• Your task
Count every line where "structured" occurs. Give the total alone.

• Task inputs
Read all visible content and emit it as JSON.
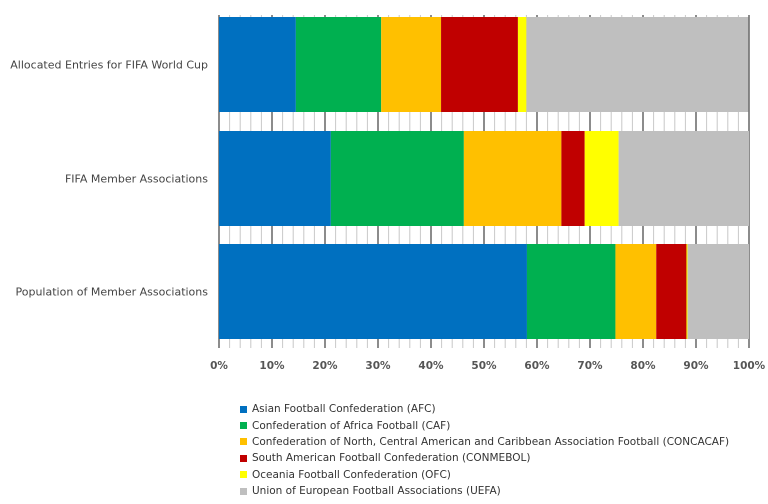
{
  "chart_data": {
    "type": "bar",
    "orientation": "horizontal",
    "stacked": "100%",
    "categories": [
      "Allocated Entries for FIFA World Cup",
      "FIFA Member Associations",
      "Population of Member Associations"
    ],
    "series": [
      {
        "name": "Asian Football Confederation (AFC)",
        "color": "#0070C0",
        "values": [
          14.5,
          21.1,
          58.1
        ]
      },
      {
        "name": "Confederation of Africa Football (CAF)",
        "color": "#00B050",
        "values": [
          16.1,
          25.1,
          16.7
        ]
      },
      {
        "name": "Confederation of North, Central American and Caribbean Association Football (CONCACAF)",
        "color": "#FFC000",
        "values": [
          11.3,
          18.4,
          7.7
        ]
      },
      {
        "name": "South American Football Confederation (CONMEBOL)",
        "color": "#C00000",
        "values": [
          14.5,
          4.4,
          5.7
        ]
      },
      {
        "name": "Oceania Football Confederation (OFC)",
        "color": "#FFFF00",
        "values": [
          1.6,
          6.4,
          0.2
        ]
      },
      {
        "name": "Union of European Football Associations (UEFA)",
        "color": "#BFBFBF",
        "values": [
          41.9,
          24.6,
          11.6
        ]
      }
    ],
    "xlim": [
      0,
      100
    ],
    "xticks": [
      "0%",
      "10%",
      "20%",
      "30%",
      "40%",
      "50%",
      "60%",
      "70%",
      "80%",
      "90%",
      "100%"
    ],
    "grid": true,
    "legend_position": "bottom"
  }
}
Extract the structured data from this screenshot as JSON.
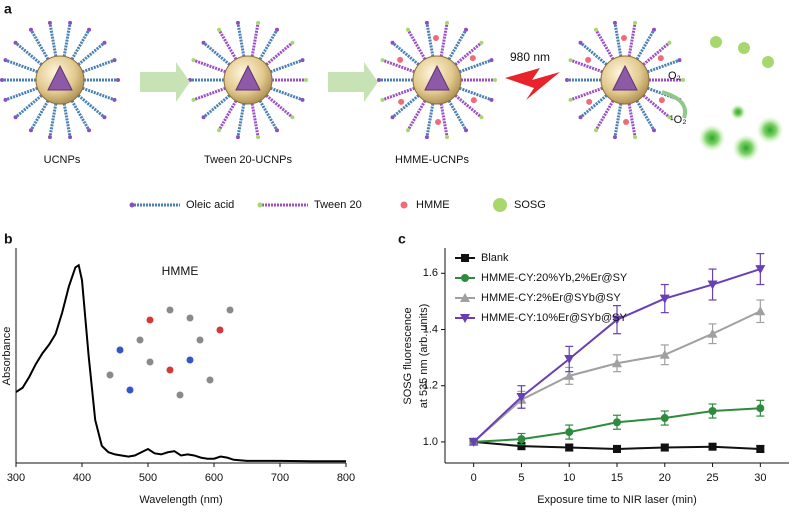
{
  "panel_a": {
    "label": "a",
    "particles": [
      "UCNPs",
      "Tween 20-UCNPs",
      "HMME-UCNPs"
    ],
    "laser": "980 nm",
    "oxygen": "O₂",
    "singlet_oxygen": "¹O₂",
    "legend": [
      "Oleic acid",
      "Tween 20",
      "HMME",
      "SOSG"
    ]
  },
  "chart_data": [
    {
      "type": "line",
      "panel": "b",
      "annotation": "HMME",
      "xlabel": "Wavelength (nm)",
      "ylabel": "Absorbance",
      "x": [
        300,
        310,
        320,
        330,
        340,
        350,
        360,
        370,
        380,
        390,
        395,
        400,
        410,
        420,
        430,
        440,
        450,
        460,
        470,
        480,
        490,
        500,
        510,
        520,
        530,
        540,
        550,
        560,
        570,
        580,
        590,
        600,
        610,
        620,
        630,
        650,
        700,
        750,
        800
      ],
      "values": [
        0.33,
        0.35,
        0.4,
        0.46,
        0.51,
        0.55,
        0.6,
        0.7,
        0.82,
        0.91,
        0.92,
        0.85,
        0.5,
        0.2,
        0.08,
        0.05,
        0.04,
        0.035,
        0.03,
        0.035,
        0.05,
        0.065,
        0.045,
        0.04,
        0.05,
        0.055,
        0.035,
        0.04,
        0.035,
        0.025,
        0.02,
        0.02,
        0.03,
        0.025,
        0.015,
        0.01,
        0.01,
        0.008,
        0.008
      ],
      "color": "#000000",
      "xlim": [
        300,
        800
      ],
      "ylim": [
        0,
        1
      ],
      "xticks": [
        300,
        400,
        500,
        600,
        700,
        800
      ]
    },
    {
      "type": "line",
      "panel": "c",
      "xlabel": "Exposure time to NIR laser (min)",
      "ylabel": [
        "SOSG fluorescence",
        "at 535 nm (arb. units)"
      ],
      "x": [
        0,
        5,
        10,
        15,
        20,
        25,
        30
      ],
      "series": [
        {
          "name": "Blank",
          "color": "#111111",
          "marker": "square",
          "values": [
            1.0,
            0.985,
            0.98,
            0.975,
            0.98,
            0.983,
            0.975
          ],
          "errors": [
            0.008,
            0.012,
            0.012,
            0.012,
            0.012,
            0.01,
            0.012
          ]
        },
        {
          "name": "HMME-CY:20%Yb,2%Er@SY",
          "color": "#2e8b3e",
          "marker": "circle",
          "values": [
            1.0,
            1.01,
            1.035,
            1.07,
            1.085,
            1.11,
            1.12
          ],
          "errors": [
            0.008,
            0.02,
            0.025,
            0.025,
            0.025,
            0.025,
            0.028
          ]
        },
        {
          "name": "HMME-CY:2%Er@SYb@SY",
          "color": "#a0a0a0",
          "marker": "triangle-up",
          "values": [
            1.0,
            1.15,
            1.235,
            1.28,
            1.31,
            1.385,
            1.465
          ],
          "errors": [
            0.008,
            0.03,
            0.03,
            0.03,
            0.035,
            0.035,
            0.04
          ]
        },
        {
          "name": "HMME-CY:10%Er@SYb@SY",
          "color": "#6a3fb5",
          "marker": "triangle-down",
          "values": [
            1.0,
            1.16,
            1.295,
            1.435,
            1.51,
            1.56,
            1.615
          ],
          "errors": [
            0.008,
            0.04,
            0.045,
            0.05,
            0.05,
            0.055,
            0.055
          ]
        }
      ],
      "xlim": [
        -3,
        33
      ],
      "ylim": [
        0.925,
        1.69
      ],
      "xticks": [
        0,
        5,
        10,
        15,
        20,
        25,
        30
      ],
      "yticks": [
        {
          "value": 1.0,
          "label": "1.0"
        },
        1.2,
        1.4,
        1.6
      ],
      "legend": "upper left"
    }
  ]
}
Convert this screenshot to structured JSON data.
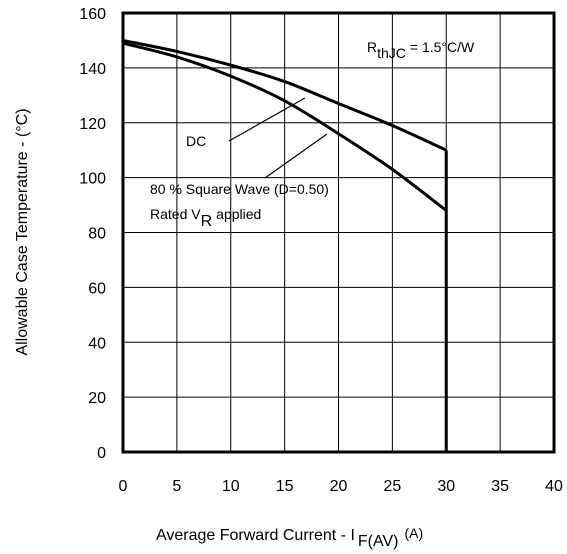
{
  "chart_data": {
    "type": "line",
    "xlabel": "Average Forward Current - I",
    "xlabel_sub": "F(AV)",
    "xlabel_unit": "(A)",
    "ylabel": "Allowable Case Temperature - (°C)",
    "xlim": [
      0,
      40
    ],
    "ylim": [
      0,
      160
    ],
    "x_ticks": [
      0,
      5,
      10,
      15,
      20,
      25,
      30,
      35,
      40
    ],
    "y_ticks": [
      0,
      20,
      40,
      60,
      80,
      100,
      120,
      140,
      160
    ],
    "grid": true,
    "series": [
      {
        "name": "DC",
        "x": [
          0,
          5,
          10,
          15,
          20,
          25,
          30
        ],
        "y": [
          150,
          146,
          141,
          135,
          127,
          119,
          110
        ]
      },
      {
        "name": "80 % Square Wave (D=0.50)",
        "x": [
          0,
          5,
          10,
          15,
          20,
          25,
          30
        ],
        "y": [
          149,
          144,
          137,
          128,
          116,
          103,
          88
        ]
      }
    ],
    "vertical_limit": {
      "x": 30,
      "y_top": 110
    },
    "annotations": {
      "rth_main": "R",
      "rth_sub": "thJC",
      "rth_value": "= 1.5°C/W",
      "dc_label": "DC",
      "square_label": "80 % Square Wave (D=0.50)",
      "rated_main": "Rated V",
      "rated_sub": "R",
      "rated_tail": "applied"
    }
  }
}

• Answer in full
2